====== Raw data ======

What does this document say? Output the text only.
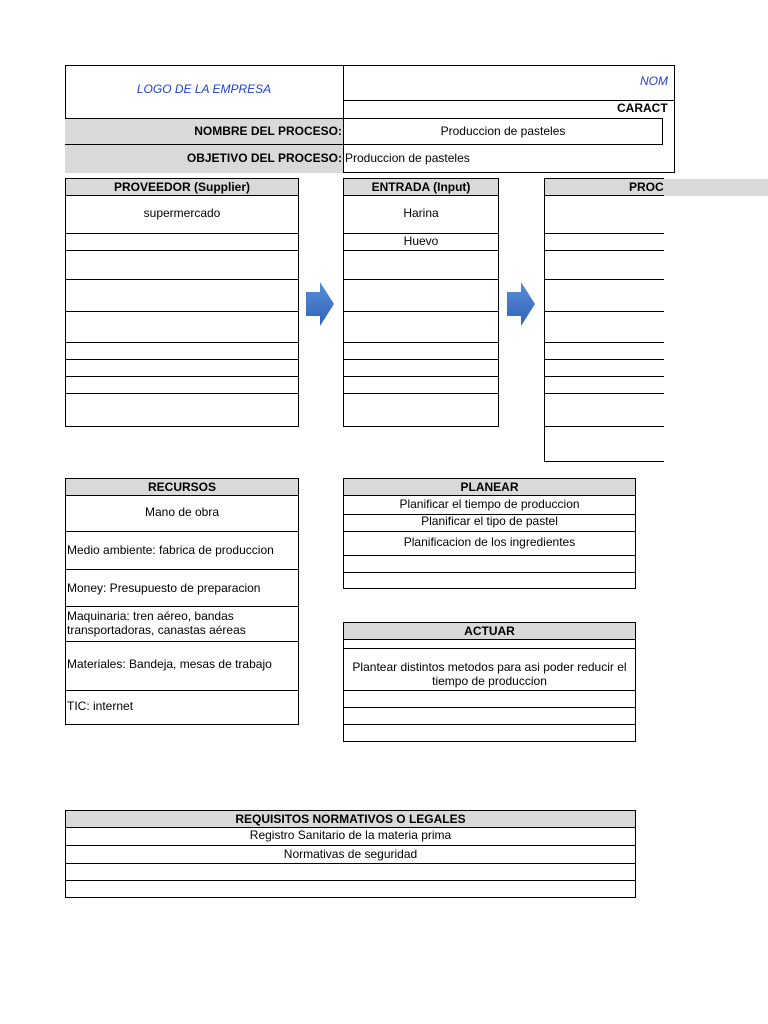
LOGO DE LA EMPRESA
NOM
CARACT
NOMBRE DEL PROCESO:	Produccion de pasteles
OBJETIVO DEL PROCESO: Produccion de pasteles
PROVEEDOR (Supplier)
supermercado
ENTRADA (Input)
Harina
Huevo
PROC
RECURSOS
Mano de obra
Medio ambiente: fabrica de produccion
Money: Presupuesto de preparacion
Maquinaria: tren aéreo, bandas transportadoras, canastas aéreas
Materiales: Bandeja, mesas de trabajo
TIC: internet
PLANEAR
Planificar el tiempo de produccion
Planificar el tipo de pastel
Planificacion de los ingredientes
ACTUAR
Plantear distintos metodos para asi poder reducir el tiempo de produccion
REQUISITOS NORMATIVOS O LEGALES
Registro Sanitario de la materia prima
Normativas de seguridad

======

Your instructions:
Look above for lines with the word "tiempo" and copy them all.

Reply:
Planificar el tiempo de produccion
Plantear distintos metodos para asi poder reducir el tiempo de produccion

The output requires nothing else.